** START OF Source material **

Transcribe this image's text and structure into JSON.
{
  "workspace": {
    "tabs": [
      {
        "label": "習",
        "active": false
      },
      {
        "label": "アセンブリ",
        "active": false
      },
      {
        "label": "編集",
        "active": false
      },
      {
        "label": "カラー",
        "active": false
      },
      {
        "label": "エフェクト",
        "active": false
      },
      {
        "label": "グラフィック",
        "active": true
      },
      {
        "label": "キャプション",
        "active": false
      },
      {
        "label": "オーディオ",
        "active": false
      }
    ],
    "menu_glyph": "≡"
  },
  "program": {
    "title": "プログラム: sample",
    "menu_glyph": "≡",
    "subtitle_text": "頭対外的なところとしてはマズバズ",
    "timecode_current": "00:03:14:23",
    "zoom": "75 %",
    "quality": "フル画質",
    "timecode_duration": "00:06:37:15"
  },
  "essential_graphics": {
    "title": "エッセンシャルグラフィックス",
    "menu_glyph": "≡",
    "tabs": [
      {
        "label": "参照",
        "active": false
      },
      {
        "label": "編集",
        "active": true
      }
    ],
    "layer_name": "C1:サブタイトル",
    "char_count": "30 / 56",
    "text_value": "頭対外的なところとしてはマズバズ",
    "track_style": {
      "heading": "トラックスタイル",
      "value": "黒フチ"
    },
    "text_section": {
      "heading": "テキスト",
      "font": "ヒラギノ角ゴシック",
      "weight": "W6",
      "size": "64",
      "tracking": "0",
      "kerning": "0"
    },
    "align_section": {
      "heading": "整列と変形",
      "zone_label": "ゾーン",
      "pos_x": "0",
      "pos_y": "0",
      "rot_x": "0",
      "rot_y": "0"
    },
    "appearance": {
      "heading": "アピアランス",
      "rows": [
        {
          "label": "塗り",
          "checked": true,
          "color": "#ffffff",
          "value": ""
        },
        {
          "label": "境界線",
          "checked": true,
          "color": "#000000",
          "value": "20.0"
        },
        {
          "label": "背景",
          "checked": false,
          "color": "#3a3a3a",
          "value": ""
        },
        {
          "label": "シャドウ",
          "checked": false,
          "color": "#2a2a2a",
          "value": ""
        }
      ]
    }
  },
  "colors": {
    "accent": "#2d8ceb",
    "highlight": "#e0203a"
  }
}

** END OF Source material **

Transcribe every entry word for word.

_Expected output:_
Transcribe this image's text and structure into JSON.
{
  "workspace": {
    "tabs": [
      {
        "label": "習",
        "active": false
      },
      {
        "label": "アセンブリ",
        "active": false
      },
      {
        "label": "編集",
        "active": false
      },
      {
        "label": "カラー",
        "active": false
      },
      {
        "label": "エフェクト",
        "active": false
      },
      {
        "label": "グラフィック",
        "active": true
      },
      {
        "label": "キャプション",
        "active": false
      },
      {
        "label": "オーディオ",
        "active": false
      }
    ],
    "menu_glyph": "≡"
  },
  "program": {
    "title": "プログラム: sample",
    "menu_glyph": "≡",
    "subtitle_text": "頭対外的なところとしてはマズバズ",
    "timecode_current": "00:03:14:23",
    "zoom": "75 %",
    "quality": "フル画質",
    "timecode_duration": "00:06:37:15"
  },
  "essential_graphics": {
    "title": "エッセンシャルグラフィックス",
    "menu_glyph": "≡",
    "tabs": [
      {
        "label": "参照",
        "active": false
      },
      {
        "label": "編集",
        "active": true
      }
    ],
    "layer_name": "C1:サブタイトル",
    "char_count": "30 / 56",
    "text_value": "頭対外的なところとしてはマズバズ",
    "track_style": {
      "heading": "トラックスタイル",
      "value": "黒フチ"
    },
    "text_section": {
      "heading": "テキスト",
      "font": "ヒラギノ角ゴシック",
      "weight": "W6",
      "size": "64",
      "tracking": "0",
      "kerning": "0"
    },
    "align_section": {
      "heading": "整列と変形",
      "zone_label": "ゾーン",
      "pos_x": "0",
      "pos_y": "0",
      "rot_x": "0",
      "rot_y": "0"
    },
    "appearance": {
      "heading": "アピアランス",
      "rows": [
        {
          "label": "塗り",
          "checked": true,
          "color": "#ffffff",
          "value": ""
        },
        {
          "label": "境界線",
          "checked": true,
          "color": "#000000",
          "value": "20.0"
        },
        {
          "label": "背景",
          "checked": false,
          "color": "#3a3a3a",
          "value": ""
        },
        {
          "label": "シャドウ",
          "checked": false,
          "color": "#2a2a2a",
          "value": ""
        }
      ]
    }
  },
  "colors": {
    "accent": "#2d8ceb",
    "highlight": "#e0203a"
  }
}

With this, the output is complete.